Dataset records:
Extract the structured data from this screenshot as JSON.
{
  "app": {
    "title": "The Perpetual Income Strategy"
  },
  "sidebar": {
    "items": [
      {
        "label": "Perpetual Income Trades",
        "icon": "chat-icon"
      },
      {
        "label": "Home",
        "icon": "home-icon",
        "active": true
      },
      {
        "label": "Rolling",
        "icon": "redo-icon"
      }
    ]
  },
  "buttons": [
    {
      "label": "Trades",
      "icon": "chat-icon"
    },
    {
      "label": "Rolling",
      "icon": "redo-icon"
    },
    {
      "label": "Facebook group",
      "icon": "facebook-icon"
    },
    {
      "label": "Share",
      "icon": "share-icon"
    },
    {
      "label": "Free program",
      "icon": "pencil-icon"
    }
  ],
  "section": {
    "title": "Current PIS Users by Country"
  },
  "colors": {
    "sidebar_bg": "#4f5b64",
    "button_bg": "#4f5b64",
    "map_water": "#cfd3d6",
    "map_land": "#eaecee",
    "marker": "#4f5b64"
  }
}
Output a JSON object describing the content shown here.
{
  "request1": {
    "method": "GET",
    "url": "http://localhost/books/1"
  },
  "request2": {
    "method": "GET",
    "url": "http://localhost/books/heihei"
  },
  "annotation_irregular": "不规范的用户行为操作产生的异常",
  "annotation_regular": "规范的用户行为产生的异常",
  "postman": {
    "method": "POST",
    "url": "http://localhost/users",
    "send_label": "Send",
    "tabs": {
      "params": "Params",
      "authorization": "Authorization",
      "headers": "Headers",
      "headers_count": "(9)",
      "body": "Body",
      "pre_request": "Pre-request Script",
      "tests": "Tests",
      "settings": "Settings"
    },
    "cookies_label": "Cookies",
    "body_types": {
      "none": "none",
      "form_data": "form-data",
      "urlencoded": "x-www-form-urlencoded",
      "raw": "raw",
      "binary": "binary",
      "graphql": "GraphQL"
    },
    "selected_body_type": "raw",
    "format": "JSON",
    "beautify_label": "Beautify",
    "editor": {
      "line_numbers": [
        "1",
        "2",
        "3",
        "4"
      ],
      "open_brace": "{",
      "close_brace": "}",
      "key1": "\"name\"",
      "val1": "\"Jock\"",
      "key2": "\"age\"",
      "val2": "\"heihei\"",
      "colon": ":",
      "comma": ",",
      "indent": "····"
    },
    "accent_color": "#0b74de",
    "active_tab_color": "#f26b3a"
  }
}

> **THE REQUEST**
Return what is listed above, exactly and completely.

> **RESPONSE**
Extract the structured data from this screenshot as JSON.
{
  "app": {
    "title": "The Perpetual Income Strategy"
  },
  "sidebar": {
    "items": [
      {
        "label": "Perpetual Income Trades",
        "icon": "chat-icon"
      },
      {
        "label": "Home",
        "icon": "home-icon",
        "active": true
      },
      {
        "label": "Rolling",
        "icon": "redo-icon"
      }
    ]
  },
  "buttons": [
    {
      "label": "Trades",
      "icon": "chat-icon"
    },
    {
      "label": "Rolling",
      "icon": "redo-icon"
    },
    {
      "label": "Facebook group",
      "icon": "facebook-icon"
    },
    {
      "label": "Share",
      "icon": "share-icon"
    },
    {
      "label": "Free program",
      "icon": "pencil-icon"
    }
  ],
  "section": {
    "title": "Current PIS Users by Country"
  },
  "colors": {
    "sidebar_bg": "#4f5b64",
    "button_bg": "#4f5b64",
    "map_water": "#cfd3d6",
    "map_land": "#eaecee",
    "marker": "#4f5b64"
  }
}
Output a JSON object describing the content shown here.
{
  "request1": {
    "method": "GET",
    "url": "http://localhost/books/1"
  },
  "request2": {
    "method": "GET",
    "url": "http://localhost/books/heihei"
  },
  "annotation_irregular": "不规范的用户行为操作产生的异常",
  "annotation_regular": "规范的用户行为产生的异常",
  "postman": {
    "method": "POST",
    "url": "http://localhost/users",
    "send_label": "Send",
    "tabs": {
      "params": "Params",
      "authorization": "Authorization",
      "headers": "Headers",
      "headers_count": "(9)",
      "body": "Body",
      "pre_request": "Pre-request Script",
      "tests": "Tests",
      "settings": "Settings"
    },
    "cookies_label": "Cookies",
    "body_types": {
      "none": "none",
      "form_data": "form-data",
      "urlencoded": "x-www-form-urlencoded",
      "raw": "raw",
      "binary": "binary",
      "graphql": "GraphQL"
    },
    "selected_body_type": "raw",
    "format": "JSON",
    "beautify_label": "Beautify",
    "editor": {
      "line_numbers": [
        "1",
        "2",
        "3",
        "4"
      ],
      "open_brace": "{",
      "close_brace": "}",
      "key1": "\"name\"",
      "val1": "\"Jock\"",
      "key2": "\"age\"",
      "val2": "\"heihei\"",
      "colon": ":",
      "comma": ",",
      "indent": "····"
    },
    "accent_color": "#0b74de",
    "active_tab_color": "#f26b3a"
  }
}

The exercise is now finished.